Aim of the exercise: Repeat every line below exactly as it reads.
------ Excerpted records ------
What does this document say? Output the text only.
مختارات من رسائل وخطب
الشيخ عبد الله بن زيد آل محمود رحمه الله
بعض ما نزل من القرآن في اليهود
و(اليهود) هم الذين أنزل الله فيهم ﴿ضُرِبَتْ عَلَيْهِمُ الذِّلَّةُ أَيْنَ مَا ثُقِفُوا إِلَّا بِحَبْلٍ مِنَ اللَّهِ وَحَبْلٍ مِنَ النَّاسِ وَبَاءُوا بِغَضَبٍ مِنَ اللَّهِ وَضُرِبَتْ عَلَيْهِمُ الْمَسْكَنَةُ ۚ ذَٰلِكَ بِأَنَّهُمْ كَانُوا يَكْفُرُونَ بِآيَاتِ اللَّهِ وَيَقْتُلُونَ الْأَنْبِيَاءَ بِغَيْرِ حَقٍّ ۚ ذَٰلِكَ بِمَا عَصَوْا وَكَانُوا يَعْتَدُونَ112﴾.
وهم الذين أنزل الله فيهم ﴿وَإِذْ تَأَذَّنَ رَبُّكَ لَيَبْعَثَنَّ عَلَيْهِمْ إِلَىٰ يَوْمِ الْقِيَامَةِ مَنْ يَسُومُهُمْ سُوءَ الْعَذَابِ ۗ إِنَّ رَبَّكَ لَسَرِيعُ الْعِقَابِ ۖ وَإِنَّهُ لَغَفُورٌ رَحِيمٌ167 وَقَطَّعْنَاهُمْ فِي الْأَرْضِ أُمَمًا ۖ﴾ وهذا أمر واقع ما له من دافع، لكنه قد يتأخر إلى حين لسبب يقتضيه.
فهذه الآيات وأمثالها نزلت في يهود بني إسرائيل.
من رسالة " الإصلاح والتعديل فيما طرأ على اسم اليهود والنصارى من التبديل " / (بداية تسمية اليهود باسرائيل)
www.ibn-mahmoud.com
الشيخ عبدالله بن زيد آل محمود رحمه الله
------
Task response:
What does this document say? Output the text only.
مختارات من رسائل وخطب
الشيخ عبد الله بن زيد آل محمود رحمه الله
بعض ما نزل من القرآن في اليهود
و(اليهود) هم الذين أنزل الله فيهم ﴿ضُرِبَتْ عَلَيْهِمُ الذِّلَّةُ أَيْنَ مَا ثُقِفُوا إِلَّا بِحَبْلٍ مِنَ اللَّهِ وَحَبْلٍ مِنَ النَّاسِ وَبَاءُوا بِغَضَبٍ مِنَ اللَّهِ وَضُرِبَتْ عَلَيْهِمُ الْمَسْكَنَةُ ۚ ذَٰلِكَ بِأَنَّهُمْ كَانُوا يَكْفُرُونَ بِآيَاتِ اللَّهِ وَيَقْتُلُونَ الْأَنْبِيَاءَ بِغَيْرِ حَقٍّ ۚ ذَٰلِكَ بِمَا عَصَوْا وَكَانُوا يَعْتَدُونَ112﴾.
وهم الذين أنزل الله فيهم ﴿وَإِذْ تَأَذَّنَ رَبُّكَ لَيَبْعَثَنَّ عَلَيْهِمْ إِلَىٰ يَوْمِ الْقِيَامَةِ مَنْ يَسُومُهُمْ سُوءَ الْعَذَابِ ۗ إِنَّ رَبَّكَ لَسَرِيعُ الْعِقَابِ ۖ وَإِنَّهُ لَغَفُورٌ رَحِيمٌ167 وَقَطَّعْنَاهُمْ فِي الْأَرْضِ أُمَمًا ۖ﴾ وهذا أمر واقع ما له من دافع، لكنه قد يتأخر إلى حين لسبب يقتضيه.
فهذه الآيات وأمثالها نزلت في يهود بني إسرائيل.
من رسالة " الإصلاح والتعديل فيما طرأ على اسم اليهود والنصارى من التبديل " / (بداية تسمية اليهود باسرائيل)
www.ibn-mahmoud.com
الشيخ عبدالله بن زيد آل محمود رحمه الله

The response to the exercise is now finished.